┌──
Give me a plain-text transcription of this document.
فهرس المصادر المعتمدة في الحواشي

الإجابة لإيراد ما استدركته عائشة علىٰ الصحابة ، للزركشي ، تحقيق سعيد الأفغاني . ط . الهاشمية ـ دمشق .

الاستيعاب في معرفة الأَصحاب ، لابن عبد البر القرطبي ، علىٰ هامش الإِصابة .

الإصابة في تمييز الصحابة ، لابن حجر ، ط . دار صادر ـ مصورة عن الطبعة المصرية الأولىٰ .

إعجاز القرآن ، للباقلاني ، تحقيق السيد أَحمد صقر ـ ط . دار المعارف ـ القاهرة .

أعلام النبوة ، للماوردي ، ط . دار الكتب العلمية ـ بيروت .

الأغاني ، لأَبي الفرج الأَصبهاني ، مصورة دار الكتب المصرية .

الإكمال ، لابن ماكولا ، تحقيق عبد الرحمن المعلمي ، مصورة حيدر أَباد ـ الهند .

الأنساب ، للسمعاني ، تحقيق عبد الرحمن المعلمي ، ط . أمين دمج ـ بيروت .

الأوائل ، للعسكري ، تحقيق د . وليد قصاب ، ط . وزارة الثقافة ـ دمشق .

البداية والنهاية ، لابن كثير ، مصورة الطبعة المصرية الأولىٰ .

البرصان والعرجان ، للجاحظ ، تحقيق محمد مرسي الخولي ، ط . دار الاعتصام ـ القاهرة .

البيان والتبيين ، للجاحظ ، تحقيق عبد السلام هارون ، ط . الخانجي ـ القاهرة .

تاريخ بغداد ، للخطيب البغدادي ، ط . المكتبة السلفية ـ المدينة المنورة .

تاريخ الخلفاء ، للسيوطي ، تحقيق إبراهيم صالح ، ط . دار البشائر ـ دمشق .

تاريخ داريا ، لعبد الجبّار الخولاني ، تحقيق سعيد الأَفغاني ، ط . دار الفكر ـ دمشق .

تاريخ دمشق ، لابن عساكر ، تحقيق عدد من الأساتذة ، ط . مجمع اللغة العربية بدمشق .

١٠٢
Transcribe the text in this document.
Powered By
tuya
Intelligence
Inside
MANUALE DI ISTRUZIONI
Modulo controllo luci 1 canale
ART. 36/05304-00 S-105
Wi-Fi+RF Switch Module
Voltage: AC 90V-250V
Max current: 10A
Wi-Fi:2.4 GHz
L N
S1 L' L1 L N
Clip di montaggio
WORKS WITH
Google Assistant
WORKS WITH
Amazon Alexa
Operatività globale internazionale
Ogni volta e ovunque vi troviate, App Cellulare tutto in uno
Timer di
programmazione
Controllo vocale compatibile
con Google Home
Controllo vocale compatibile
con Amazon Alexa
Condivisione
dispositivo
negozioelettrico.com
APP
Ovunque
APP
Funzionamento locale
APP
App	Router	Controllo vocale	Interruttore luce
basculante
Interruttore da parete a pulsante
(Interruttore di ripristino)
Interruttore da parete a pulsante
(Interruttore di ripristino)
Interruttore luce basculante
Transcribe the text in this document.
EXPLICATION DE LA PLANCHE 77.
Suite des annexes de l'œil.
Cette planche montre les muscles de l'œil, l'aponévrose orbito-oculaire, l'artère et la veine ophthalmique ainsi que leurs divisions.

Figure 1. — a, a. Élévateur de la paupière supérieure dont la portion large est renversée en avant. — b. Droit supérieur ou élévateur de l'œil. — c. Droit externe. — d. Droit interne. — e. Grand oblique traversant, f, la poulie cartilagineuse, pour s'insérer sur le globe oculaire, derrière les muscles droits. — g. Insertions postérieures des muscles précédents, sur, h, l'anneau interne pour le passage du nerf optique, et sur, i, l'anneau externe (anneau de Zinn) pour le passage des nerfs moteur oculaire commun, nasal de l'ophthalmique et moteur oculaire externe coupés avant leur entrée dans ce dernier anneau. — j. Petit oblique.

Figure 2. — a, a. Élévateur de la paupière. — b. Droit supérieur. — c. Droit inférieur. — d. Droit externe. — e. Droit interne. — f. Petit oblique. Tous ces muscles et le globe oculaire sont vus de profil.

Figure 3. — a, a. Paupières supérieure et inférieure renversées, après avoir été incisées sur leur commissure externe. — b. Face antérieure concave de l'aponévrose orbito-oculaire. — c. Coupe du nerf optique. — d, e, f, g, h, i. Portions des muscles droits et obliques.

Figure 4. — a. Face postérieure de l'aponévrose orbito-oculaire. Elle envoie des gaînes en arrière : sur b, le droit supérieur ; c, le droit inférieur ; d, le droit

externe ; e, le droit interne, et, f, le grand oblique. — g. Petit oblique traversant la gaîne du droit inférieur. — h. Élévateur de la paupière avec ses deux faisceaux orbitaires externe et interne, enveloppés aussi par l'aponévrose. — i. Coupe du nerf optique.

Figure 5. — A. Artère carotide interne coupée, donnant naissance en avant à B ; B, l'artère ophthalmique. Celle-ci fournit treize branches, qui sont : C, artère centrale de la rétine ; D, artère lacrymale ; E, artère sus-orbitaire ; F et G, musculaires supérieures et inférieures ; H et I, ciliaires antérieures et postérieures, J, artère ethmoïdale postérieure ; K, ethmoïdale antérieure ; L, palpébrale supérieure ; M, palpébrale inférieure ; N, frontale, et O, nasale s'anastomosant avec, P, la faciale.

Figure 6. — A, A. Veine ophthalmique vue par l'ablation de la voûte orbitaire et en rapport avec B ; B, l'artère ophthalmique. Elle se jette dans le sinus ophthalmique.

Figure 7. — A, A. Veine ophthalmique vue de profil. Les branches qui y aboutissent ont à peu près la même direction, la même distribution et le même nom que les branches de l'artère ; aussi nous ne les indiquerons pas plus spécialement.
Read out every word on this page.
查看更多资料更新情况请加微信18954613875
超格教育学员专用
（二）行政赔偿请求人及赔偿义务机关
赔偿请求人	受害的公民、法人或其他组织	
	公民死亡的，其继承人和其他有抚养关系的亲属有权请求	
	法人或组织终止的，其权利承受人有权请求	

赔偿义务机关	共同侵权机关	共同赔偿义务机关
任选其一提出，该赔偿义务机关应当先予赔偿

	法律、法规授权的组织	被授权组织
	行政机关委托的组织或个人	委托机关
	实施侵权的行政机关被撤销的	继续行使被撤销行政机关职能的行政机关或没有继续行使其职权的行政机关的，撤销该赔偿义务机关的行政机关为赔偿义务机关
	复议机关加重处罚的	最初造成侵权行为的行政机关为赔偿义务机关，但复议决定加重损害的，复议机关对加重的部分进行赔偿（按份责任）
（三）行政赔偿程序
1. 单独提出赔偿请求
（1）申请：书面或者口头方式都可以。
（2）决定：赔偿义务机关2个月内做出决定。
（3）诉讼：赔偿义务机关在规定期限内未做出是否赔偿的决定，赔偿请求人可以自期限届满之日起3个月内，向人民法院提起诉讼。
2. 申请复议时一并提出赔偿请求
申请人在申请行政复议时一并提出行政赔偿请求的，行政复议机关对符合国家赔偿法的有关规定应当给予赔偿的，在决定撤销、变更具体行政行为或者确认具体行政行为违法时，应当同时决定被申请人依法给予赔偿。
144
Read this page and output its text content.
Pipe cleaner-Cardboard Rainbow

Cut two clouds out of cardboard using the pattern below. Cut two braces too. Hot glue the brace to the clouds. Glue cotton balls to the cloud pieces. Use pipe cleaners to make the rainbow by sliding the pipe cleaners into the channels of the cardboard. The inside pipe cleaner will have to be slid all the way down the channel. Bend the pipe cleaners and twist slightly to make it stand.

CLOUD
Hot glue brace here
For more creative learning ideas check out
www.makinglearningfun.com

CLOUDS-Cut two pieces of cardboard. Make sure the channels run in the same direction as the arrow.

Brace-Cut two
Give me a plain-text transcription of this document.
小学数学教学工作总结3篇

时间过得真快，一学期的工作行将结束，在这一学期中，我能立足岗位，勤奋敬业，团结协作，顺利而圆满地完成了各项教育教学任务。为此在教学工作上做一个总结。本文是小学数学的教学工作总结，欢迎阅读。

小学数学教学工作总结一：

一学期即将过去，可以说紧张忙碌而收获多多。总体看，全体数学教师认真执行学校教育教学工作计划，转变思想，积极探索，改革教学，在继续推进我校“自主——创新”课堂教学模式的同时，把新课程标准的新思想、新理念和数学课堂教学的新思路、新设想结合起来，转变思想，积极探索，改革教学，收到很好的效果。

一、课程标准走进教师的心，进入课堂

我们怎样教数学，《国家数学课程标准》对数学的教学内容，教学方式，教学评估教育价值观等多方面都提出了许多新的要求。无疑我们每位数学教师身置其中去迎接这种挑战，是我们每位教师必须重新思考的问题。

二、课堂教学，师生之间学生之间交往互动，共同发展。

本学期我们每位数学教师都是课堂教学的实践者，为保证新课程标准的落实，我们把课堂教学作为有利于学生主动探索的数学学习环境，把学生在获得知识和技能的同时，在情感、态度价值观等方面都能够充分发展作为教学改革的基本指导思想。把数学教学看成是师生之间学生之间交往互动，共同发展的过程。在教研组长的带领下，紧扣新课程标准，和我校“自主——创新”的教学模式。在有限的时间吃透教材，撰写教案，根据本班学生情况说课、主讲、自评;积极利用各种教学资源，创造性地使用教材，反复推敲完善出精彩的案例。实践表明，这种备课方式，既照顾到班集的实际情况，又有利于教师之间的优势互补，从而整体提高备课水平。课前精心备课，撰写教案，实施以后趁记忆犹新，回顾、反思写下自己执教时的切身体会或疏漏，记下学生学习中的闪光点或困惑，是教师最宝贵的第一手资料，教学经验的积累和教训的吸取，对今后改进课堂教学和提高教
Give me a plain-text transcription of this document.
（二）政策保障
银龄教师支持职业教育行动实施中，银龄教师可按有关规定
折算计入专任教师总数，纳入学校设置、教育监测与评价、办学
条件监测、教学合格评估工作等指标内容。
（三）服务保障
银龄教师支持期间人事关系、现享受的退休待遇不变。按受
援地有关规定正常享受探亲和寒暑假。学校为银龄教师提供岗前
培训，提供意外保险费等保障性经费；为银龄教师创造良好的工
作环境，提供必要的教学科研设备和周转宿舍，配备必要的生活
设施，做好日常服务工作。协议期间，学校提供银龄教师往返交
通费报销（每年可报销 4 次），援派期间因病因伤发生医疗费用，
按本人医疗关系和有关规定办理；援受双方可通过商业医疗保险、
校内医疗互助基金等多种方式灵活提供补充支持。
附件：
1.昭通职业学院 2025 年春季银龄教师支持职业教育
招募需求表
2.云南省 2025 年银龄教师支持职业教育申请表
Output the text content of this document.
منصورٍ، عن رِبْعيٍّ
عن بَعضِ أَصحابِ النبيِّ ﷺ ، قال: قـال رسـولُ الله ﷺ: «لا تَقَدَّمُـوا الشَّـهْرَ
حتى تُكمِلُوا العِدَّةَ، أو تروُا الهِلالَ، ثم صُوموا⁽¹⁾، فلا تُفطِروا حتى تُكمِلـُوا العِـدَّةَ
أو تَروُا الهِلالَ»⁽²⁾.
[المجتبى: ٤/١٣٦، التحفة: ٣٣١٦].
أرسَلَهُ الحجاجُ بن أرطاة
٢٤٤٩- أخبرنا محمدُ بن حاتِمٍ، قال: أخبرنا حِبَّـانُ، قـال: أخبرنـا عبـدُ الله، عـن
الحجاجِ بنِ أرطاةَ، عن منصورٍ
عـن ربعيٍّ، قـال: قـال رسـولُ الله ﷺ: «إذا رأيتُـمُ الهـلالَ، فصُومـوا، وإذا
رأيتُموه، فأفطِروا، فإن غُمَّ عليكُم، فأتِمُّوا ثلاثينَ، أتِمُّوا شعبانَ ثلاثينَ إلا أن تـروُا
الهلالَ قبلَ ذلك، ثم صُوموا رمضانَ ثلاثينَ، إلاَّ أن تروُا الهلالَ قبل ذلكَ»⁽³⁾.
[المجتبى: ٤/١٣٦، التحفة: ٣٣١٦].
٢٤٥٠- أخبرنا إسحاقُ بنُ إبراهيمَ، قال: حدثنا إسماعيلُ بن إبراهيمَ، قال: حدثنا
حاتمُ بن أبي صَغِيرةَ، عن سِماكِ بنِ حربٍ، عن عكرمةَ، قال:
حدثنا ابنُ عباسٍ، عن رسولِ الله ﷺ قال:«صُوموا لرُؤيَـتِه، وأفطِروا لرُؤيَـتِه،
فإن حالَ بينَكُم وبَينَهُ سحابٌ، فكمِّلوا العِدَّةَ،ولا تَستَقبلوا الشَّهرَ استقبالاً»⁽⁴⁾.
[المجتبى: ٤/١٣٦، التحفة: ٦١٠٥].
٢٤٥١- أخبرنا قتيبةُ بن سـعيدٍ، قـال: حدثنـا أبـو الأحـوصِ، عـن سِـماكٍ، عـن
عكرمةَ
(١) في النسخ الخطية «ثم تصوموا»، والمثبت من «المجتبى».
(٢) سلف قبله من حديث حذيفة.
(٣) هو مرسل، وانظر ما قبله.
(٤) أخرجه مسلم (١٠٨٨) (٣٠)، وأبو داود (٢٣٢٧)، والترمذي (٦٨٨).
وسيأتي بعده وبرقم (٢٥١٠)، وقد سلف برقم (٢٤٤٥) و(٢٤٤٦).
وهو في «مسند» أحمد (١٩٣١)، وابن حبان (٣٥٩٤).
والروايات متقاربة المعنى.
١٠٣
└──
SET TASK: Scan the listing above. Gather each line that contains the word "الكتب".

WRITTEN SOLUTION:
أعلام النبوة ، للماوردي ، ط . دار الكتب العلمية ـ بيروت .
الأغاني ، لأَبي الفرج الأَصبهاني ، مصورة دار الكتب المصرية .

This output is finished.